Here are some records; copy every line that holds the word "Open".

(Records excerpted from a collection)
————

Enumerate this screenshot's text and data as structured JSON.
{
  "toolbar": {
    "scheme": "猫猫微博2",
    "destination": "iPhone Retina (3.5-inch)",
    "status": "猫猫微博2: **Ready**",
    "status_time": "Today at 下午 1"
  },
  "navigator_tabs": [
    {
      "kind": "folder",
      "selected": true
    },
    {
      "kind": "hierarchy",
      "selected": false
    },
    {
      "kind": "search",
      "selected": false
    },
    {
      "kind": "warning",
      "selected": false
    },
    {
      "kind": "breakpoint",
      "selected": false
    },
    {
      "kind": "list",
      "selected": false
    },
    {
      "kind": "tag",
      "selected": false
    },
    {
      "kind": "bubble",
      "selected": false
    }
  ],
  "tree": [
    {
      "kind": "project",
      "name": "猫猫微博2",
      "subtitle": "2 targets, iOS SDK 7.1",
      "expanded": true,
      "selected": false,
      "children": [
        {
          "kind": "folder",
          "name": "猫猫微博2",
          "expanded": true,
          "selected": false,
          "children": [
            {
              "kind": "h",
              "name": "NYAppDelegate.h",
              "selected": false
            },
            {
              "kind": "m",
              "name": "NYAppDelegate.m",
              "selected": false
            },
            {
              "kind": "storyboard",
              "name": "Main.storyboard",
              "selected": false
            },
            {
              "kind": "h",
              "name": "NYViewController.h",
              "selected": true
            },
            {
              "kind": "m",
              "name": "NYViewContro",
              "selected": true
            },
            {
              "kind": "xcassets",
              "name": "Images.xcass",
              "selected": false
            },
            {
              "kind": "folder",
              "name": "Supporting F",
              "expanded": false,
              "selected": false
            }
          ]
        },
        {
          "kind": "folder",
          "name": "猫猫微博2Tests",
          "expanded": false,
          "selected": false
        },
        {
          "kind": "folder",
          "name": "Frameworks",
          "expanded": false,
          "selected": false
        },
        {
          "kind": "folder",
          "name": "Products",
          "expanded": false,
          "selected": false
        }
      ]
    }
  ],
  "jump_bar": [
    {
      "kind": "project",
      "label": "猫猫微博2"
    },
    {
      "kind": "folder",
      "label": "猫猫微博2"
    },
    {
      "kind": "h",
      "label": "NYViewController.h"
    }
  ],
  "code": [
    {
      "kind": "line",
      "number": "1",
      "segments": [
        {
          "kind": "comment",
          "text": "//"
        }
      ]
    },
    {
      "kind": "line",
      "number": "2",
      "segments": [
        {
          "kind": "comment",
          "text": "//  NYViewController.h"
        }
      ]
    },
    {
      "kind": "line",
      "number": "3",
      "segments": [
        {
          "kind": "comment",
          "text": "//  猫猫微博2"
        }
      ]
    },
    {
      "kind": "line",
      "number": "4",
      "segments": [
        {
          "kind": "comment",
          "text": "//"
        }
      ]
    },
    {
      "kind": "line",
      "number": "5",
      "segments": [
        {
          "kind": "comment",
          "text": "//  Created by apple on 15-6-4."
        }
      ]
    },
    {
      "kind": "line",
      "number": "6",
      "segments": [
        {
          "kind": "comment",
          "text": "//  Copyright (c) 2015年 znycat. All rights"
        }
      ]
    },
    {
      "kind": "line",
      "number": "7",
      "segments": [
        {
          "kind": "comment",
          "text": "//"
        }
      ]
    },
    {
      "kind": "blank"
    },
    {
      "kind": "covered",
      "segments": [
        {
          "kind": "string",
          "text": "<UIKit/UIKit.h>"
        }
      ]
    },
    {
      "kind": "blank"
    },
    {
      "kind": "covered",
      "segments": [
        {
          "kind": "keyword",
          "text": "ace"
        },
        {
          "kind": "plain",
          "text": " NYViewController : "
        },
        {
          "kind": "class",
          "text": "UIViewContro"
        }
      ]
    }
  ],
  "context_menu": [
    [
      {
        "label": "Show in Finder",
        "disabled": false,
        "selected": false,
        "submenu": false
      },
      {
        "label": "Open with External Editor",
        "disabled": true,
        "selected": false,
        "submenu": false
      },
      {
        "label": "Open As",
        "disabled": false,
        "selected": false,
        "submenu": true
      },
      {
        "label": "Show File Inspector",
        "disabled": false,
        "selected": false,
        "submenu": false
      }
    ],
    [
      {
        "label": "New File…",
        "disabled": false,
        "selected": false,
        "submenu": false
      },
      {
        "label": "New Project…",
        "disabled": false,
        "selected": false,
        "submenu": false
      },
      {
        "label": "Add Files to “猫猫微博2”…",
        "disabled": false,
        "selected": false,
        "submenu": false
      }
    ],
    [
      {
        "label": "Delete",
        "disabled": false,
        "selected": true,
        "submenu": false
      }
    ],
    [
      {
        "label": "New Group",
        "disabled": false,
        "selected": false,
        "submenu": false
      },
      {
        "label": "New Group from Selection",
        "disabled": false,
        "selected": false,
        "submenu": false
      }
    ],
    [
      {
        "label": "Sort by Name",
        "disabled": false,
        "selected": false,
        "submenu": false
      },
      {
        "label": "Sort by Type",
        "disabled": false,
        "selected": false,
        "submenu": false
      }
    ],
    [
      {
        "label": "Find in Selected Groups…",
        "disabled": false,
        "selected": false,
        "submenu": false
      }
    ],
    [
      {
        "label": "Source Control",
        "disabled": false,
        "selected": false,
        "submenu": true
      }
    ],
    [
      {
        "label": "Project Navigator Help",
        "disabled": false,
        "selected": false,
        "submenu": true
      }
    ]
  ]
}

————

_Answer to the problem_
        "label": "Open with External Editor",
        "label": "Open As",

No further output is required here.